Problems and tasks:
1: Translate this sentence from the comment thread about Dapper into German: "Directly creating npgsql connections is discouraged after version 7."
2: In the comment thread about Dapper, which tools are named in reply to the question about which software runs the queries?

Quoted passage:
_ _ _ _ _ _ _

The function should return as many output parameters as I need. Can you please guide me?
Why do you need out params?
Thank u for the reply!
The stored procedure accepts and returns out parameters. So I need them.
Hay , can you tell me how, where is the document is available to read for one to many relationships and multiple set returns and how bind up them.....please.
learn.microsoft.com/en-us/ef/core/modeling/relationships/one-to-many
This dapper relational mapping thing is horrible.
But I've no idea how to develop it better.
I just wonder (I know it sounds crazy but) why is it not possible to redevelop the whole thing. Since we have relations in the database, wouldn't it be great to reveive a result not as table structured?
Many RDBMS can transform childs as json or xml. But what I am asking for are child tables inside table. The C# data provider could translate it into proper c# objects.
For that you could just use EF, but you could load child entities with Dapper while spliting queries results into multiple sets. It's not that complicated, just write the correct SQL and make sure your table is well structured.
@@feitan8745 I know, we can use EF and I can read dapper queries. But they look horrible. And they can getting complicated, when you have complicated objects which you have in real world scenarios. Just take the order as example.
@@Kingside88 hm it can be complicated at first, but just like EF, once you get things going, it's pretty sraightforward. Are you using repositories, command patterns, UoW or something alike?
@@Kingside88 hm it can be complicated at first, but just like EF, once you get things going, it's pretty sraightforward. Are you using repositories, command patterns, UoW or something alike?
@@feitan8745 to be honest I like EF nowadays. Its very simple straighforward. But I also like to use Dapper in repositories.
My point was more how my dream is to handle sub-data.
On which software are you running the queries? Management studio?
SSMS / Dbeaver
@@MilanJovanovicTechOk. Thanks. I was looking for such a tool.
How would you use Dapper in a DomainEventHandler ?
What would change?
Directly creating npgsql connections is discouraged after version 7. Instead, NpgsqlDataSource needs to be used.
Got a resource for that?
It is mentioned on official Npgsql website under basic usage.
@@d0pare Awesome thanks a lot!
Dapper can work with records, but record parameters need to have the default value specified
It's too much conforming to Dapper for my liking. I find classes easier.
Great explanation!
Glad it was helpful!
Isn't that unnecessarily complex :( It is even easier in nHibernate (which I don't like). And the question, what would happen if I need to map something that has a 1-to-many connection to many other tables and many-to-1 some and also many-to-many? That is not something rare when you get into real world applications. I couldn't find good documentation and samples anywhere.
The nature of relational algebra. It's how JOINs return results. ORMs abstract a lot of this from you.

_ _ _ _ _ _ _

Excerpted records:
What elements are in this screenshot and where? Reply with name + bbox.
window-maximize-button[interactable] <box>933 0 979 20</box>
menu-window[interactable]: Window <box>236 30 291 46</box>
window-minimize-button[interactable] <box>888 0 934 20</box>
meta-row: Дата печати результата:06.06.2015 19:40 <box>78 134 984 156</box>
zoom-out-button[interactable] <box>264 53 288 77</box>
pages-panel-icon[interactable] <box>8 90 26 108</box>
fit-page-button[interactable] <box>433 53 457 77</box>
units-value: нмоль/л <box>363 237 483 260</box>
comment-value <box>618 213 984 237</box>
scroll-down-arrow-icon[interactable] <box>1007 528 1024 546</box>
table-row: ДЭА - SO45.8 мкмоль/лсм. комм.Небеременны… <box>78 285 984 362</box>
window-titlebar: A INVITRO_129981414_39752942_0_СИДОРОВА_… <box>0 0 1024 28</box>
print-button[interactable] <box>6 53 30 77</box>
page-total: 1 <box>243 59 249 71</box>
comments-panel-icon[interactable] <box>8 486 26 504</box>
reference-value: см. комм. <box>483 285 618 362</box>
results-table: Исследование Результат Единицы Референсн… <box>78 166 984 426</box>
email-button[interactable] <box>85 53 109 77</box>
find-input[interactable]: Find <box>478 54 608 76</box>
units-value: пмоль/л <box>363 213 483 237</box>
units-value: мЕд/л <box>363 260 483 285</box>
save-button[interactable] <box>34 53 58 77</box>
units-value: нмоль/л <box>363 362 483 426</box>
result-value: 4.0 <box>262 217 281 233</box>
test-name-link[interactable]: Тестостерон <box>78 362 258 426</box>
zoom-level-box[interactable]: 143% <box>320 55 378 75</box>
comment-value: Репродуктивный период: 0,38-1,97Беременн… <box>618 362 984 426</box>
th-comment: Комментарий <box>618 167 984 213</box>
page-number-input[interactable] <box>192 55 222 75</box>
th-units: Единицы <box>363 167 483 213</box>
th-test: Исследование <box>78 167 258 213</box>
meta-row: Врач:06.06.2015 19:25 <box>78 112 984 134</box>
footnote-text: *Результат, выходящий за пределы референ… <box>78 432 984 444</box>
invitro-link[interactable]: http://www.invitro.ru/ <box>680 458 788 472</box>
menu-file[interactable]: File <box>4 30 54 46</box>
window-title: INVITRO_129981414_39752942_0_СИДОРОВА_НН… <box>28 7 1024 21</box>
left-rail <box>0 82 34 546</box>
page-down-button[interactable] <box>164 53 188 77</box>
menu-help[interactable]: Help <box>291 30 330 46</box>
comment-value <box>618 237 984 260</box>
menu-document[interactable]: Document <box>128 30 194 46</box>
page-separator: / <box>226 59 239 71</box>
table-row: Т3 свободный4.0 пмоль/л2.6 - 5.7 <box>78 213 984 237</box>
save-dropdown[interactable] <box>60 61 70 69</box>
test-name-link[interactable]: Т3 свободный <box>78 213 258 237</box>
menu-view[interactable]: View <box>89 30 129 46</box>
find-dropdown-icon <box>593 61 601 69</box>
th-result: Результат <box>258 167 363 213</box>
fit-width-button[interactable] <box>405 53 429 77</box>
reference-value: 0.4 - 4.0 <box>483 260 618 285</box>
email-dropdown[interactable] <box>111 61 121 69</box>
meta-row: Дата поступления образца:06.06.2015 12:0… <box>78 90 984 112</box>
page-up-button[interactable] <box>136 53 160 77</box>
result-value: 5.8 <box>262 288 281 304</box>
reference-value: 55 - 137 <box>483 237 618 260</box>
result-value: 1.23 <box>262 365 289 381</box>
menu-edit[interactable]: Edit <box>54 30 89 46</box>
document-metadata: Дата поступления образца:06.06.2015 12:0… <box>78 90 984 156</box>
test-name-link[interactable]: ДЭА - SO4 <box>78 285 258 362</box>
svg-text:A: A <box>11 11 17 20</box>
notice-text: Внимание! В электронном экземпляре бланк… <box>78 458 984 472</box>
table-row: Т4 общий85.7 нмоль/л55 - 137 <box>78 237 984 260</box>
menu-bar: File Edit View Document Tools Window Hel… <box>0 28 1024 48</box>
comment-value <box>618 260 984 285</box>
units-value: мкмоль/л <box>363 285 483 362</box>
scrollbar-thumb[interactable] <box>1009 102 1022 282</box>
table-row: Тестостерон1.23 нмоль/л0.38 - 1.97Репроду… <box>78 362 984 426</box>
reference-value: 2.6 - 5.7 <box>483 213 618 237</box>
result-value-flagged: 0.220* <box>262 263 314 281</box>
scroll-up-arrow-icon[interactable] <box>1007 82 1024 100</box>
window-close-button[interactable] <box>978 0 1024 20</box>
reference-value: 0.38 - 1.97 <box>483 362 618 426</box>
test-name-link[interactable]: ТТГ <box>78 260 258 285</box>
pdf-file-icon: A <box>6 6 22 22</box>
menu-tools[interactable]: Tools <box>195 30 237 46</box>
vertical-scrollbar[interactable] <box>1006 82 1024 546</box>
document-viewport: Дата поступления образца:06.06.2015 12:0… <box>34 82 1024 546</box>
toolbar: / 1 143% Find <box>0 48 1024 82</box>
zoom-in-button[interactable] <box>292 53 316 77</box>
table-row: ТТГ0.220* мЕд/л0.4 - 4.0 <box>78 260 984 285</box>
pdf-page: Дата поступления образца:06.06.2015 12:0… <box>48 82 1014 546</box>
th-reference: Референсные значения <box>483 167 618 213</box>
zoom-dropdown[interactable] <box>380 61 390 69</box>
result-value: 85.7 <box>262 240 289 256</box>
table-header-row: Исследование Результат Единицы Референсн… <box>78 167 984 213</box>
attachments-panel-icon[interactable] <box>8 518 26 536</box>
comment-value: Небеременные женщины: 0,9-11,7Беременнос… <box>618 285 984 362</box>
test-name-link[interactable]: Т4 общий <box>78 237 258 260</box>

_ _ _ _ _ _ _

Solved problems:
1: Das direkte Erstellen von npgsql-Verbindungen wird nach Version 7 nicht empfohlen.

2: SSMS and Dbeaver.